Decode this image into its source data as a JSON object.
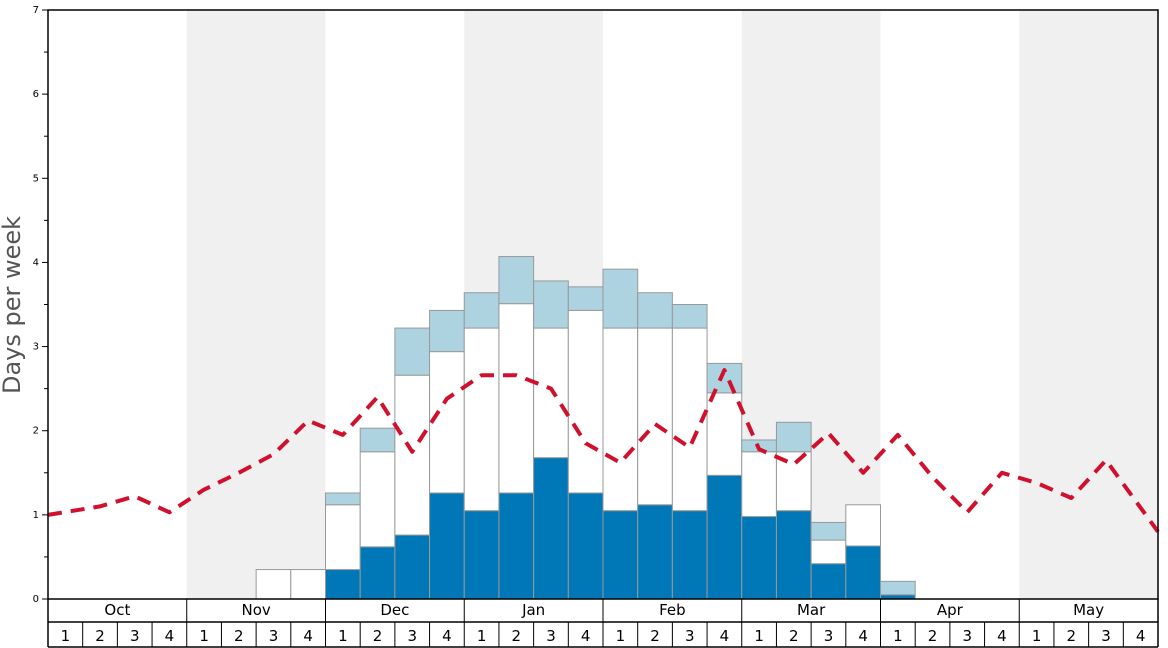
{
  "chart_data": {
    "type": "stacked-bar-with-line",
    "ylabel": "Days per week",
    "ylim": [
      0,
      7
    ],
    "yticks": [
      "0",
      "1",
      "2",
      "3",
      "4",
      "5",
      "6",
      "7"
    ],
    "months": [
      "Oct",
      "Nov",
      "Dec",
      "Jan",
      "Feb",
      "Mar",
      "Apr",
      "May"
    ],
    "weeks_per_month": 4,
    "week_labels": [
      "1",
      "2",
      "3",
      "4"
    ],
    "shaded_months": [
      "Nov",
      "Jan",
      "Mar",
      "May"
    ],
    "colors": {
      "series_dark": "#0077b6",
      "series_white": "#ffffff",
      "series_light": "#add3e0",
      "line": "#d0102c",
      "shade": "#f0f0f0"
    },
    "series": [
      {
        "name": "dark-blue",
        "values": [
          0,
          0,
          0,
          0,
          0,
          0,
          0,
          0,
          0.35,
          0.62,
          0.76,
          1.26,
          1.05,
          1.26,
          1.68,
          1.26,
          1.05,
          1.12,
          1.05,
          1.47,
          0.98,
          1.05,
          0.42,
          0.63,
          0.05,
          0,
          0,
          0,
          0,
          0,
          0,
          0
        ]
      },
      {
        "name": "white",
        "values": [
          0,
          0,
          0,
          0,
          0,
          0,
          0.35,
          0.35,
          0.77,
          1.13,
          1.9,
          1.68,
          2.17,
          2.25,
          1.54,
          2.17,
          2.17,
          2.1,
          2.17,
          0.98,
          0.77,
          0.7,
          0.28,
          0.49,
          0,
          0,
          0,
          0,
          0,
          0,
          0,
          0
        ]
      },
      {
        "name": "light-blue",
        "values": [
          0,
          0,
          0,
          0,
          0,
          0,
          0,
          0,
          0.14,
          0.28,
          0.56,
          0.49,
          0.42,
          0.56,
          0.56,
          0.28,
          0.7,
          0.42,
          0.28,
          0.35,
          0.14,
          0.35,
          0.21,
          0,
          0.16,
          0,
          0,
          0,
          0,
          0,
          0,
          0
        ]
      },
      {
        "name": "average",
        "type": "line",
        "values": [
          1.0,
          1.1,
          1.22,
          1.03,
          1.3,
          1.5,
          1.72,
          2.12,
          1.95,
          2.4,
          1.75,
          2.38,
          2.66,
          2.66,
          2.5,
          1.85,
          1.62,
          2.08,
          1.8,
          2.72,
          1.78,
          1.6,
          1.97,
          1.5,
          1.95,
          1.45,
          1.03,
          1.5,
          1.38,
          1.2,
          1.65,
          0.8
        ]
      }
    ]
  }
}
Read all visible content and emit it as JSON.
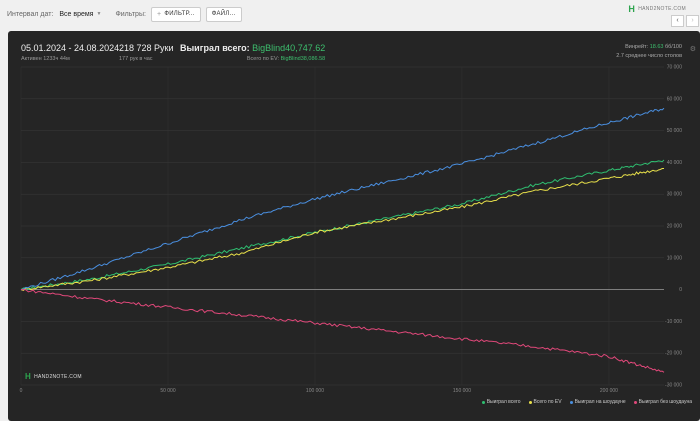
{
  "topbar": {
    "date_interval_label": "Интервал дат:",
    "date_interval_value": "Все время",
    "filters_label": "Фильтры:",
    "add_filter_button": "ФИЛЬТР...",
    "file_button": "ФАЙЛ...",
    "logo_text": "HAND2NOTE.COM"
  },
  "stats": {
    "date_range": "05.01.2024 - 24.08.2024",
    "active": "Активен 1233ч 44м",
    "hands": "218 728 Руки",
    "hands_per_hour": "177 рук в час",
    "won_label": "Выиграл всего:",
    "won_value": "BigBlind40,747.62",
    "ev_label": "Всего по EV:",
    "ev_value": "BigBlind38,086.58",
    "winrate_label": "Винрейт:",
    "winrate_value": "18.63",
    "winrate_unit": "бб/100",
    "avg_tables": "2.7 среднее число столов"
  },
  "watermark": "HAND2NOTE.COM",
  "colors": {
    "total": "#2fbf71",
    "ev": "#e8e04a",
    "showdown": "#4a8fe0",
    "nonshowdown": "#e0487a",
    "zero": "#9a9a9a"
  },
  "chart_data": {
    "type": "line",
    "xlim": [
      0,
      218728
    ],
    "ylim": [
      -30000,
      70000
    ],
    "x_ticks": [
      "0",
      "50 000",
      "100 000",
      "150 000",
      "200 000"
    ],
    "y_ticks": [
      "70 000",
      "60 000",
      "50 000",
      "40 000",
      "30 000",
      "20 000",
      "10 000",
      "0",
      "-10 000",
      "-20 000",
      "-30 000"
    ],
    "x": [
      0,
      25000,
      50000,
      75000,
      100000,
      125000,
      150000,
      175000,
      200000,
      218728
    ],
    "series": [
      {
        "name": "Выиграл всего",
        "key": "total",
        "values": [
          0,
          3500,
          8000,
          13000,
          18000,
          22500,
          27000,
          33000,
          37500,
          40748
        ]
      },
      {
        "name": "Всего по EV",
        "key": "ev",
        "values": [
          0,
          3000,
          7000,
          11500,
          18000,
          22000,
          26000,
          31000,
          35000,
          38087
        ]
      },
      {
        "name": "Выиграл на шоудауне",
        "key": "showdown",
        "values": [
          0,
          7000,
          14500,
          22000,
          28500,
          34000,
          39500,
          46000,
          52500,
          57000
        ]
      },
      {
        "name": "Выиграл без шоудауна",
        "key": "nonshowdown",
        "values": [
          0,
          -3000,
          -5500,
          -8000,
          -10500,
          -13000,
          -15500,
          -18000,
          -21000,
          -26000
        ]
      }
    ]
  }
}
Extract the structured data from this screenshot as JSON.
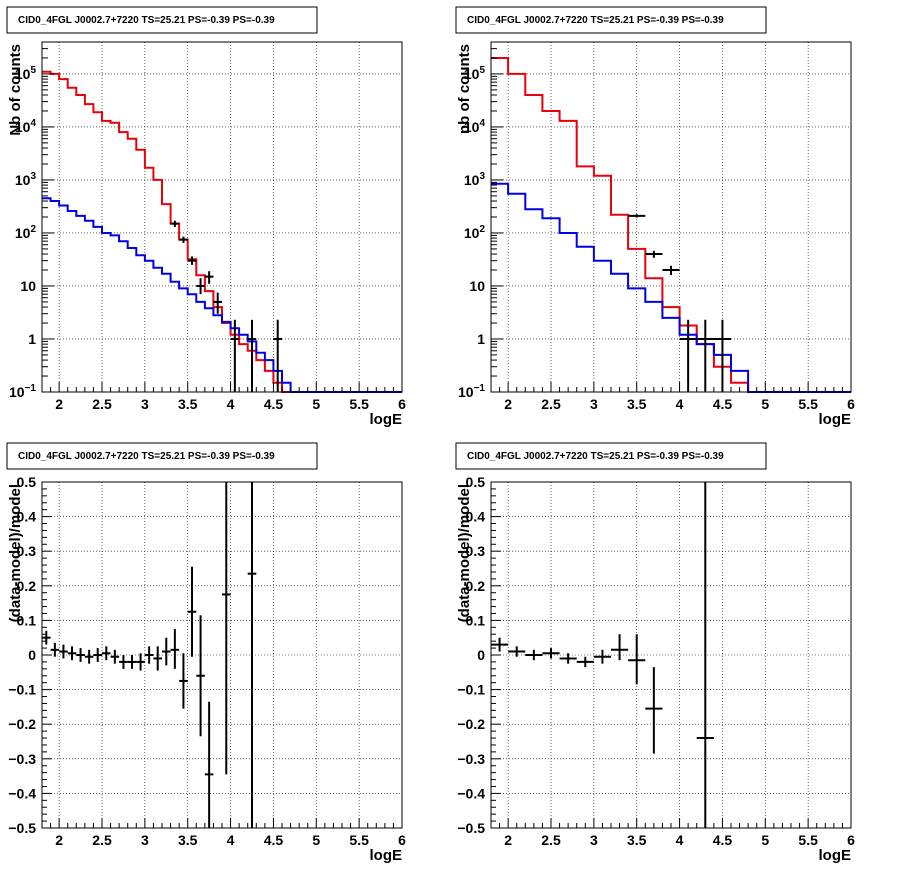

* _Required task_:
Transcribe each line above verbatim, with the pictures left out.

* _The solution_:
Decode this image into its source data as a JSON object.
{
  "chart_data": {
    "type": "stacked-bar-with-line",
    "ylabel": "Days per week",
    "ylim": [
      0,
      7
    ],
    "yticks": [
      "0",
      "1",
      "2",
      "3",
      "4",
      "5",
      "6",
      "7"
    ],
    "months": [
      "Oct",
      "Nov",
      "Dec",
      "Jan",
      "Feb",
      "Mar",
      "Apr",
      "May"
    ],
    "weeks_per_month": 4,
    "week_labels": [
      "1",
      "2",
      "3",
      "4"
    ],
    "shaded_months": [
      "Nov",
      "Jan",
      "Mar",
      "May"
    ],
    "colors": {
      "series_dark": "#0077b6",
      "series_white": "#ffffff",
      "series_light": "#add3e0",
      "line": "#d0102c",
      "shade": "#f0f0f0"
    },
    "series": [
      {
        "name": "dark-blue",
        "values": [
          0,
          0,
          0,
          0,
          0,
          0,
          0,
          0,
          0.35,
          0.62,
          0.76,
          1.26,
          1.05,
          1.26,
          1.68,
          1.26,
          1.05,
          1.12,
          1.05,
          1.47,
          0.98,
          1.05,
          0.42,
          0.63,
          0.05,
          0,
          0,
          0,
          0,
          0,
          0,
          0
        ]
      },
      {
        "name": "white",
        "values": [
          0,
          0,
          0,
          0,
          0,
          0,
          0.35,
          0.35,
          0.77,
          1.13,
          1.9,
          1.68,
          2.17,
          2.25,
          1.54,
          2.17,
          2.17,
          2.1,
          2.17,
          0.98,
          0.77,
          0.7,
          0.28,
          0.49,
          0,
          0,
          0,
          0,
          0,
          0,
          0,
          0
        ]
      },
      {
        "name": "light-blue",
        "values": [
          0,
          0,
          0,
          0,
          0,
          0,
          0,
          0,
          0.14,
          0.28,
          0.56,
          0.49,
          0.42,
          0.56,
          0.56,
          0.28,
          0.7,
          0.42,
          0.28,
          0.35,
          0.14,
          0.35,
          0.21,
          0,
          0.16,
          0,
          0,
          0,
          0,
          0,
          0,
          0
        ]
      },
      {
        "name": "average",
        "type": "line",
        "values": [
          1.0,
          1.1,
          1.22,
          1.03,
          1.3,
          1.5,
          1.72,
          2.12,
          1.95,
          2.4,
          1.75,
          2.38,
          2.66,
          2.66,
          2.5,
          1.85,
          1.62,
          2.08,
          1.8,
          2.72,
          1.78,
          1.6,
          1.97,
          1.5,
          1.95,
          1.45,
          1.03,
          1.5,
          1.38,
          1.2,
          1.65,
          0.8
        ]
      }
    ]
  }
}
Read all visible content and emit it as JSON.
{
  "topbar": {
    "date_interval_label": "Интервал дат:",
    "date_interval_value": "Все время",
    "filters_label": "Фильтры:",
    "add_filter_button": "ФИЛЬТР...",
    "file_button": "ФАЙЛ...",
    "logo_text": "HAND2NOTE.COM"
  },
  "stats": {
    "date_range": "05.01.2024 - 24.08.2024",
    "active": "Активен 1233ч 44м",
    "hands": "218 728 Руки",
    "hands_per_hour": "177 рук в час",
    "won_label": "Выиграл всего:",
    "won_value": "BigBlind40,747.62",
    "ev_label": "Всего по EV:",
    "ev_value": "BigBlind38,086.58",
    "winrate_label": "Винрейт:",
    "winrate_value": "18.63",
    "winrate_unit": "бб/100",
    "avg_tables": "2.7 среднее число столов"
  },
  "watermark": "HAND2NOTE.COM",
  "colors": {
    "total": "#2fbf71",
    "ev": "#e8e04a",
    "showdown": "#4a8fe0",
    "nonshowdown": "#e0487a",
    "zero": "#9a9a9a"
  },
  "chart_data": {
    "type": "line",
    "xlim": [
      0,
      218728
    ],
    "ylim": [
      -30000,
      70000
    ],
    "x_ticks": [
      "0",
      "50 000",
      "100 000",
      "150 000",
      "200 000"
    ],
    "y_ticks": [
      "70 000",
      "60 000",
      "50 000",
      "40 000",
      "30 000",
      "20 000",
      "10 000",
      "0",
      "-10 000",
      "-20 000",
      "-30 000"
    ],
    "x": [
      0,
      25000,
      50000,
      75000,
      100000,
      125000,
      150000,
      175000,
      200000,
      218728
    ],
    "series": [
      {
        "name": "Выиграл всего",
        "key": "total",
        "values": [
          0,
          3500,
          8000,
          13000,
          18000,
          22500,
          27000,
          33000,
          37500,
          40748
        ]
      },
      {
        "name": "Всего по EV",
        "key": "ev",
        "values": [
          0,
          3000,
          7000,
          11500,
          18000,
          22000,
          26000,
          31000,
          35000,
          38087
        ]
      },
      {
        "name": "Выиграл на шоудауне",
        "key": "showdown",
        "values": [
          0,
          7000,
          14500,
          22000,
          28500,
          34000,
          39500,
          46000,
          52500,
          57000
        ]
      },
      {
        "name": "Выиграл без шоудауна",
        "key": "nonshowdown",
        "values": [
          0,
          -3000,
          -5500,
          -8000,
          -10500,
          -13000,
          -15500,
          -18000,
          -21000,
          -26000
        ]
      }
    ]
  }
}
Extract the structured data from this screenshot as JSON.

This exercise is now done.